# What you need to do
Count every line that holds the string "Stahl", then give that number alone.
[START OF Dataset]
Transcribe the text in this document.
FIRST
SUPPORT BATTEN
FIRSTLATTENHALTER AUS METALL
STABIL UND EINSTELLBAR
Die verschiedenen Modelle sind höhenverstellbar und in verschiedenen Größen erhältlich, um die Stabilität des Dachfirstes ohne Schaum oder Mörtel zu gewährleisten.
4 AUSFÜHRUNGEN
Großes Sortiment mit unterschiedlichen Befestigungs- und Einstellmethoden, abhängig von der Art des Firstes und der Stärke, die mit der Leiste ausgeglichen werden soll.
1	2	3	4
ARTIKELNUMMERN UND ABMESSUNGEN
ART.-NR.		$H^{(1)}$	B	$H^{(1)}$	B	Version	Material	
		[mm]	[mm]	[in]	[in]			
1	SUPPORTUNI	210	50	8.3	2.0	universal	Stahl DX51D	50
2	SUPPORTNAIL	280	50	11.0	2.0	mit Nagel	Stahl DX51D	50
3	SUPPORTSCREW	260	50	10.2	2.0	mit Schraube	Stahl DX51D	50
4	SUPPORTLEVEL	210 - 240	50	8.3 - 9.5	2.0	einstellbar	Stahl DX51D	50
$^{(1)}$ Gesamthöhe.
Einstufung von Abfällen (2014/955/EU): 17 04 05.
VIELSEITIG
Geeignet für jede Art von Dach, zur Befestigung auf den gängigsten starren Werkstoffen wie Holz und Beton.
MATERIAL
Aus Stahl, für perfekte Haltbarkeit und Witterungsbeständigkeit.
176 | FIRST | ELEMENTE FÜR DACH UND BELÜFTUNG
[END OF Dataset]
# Result of this task
5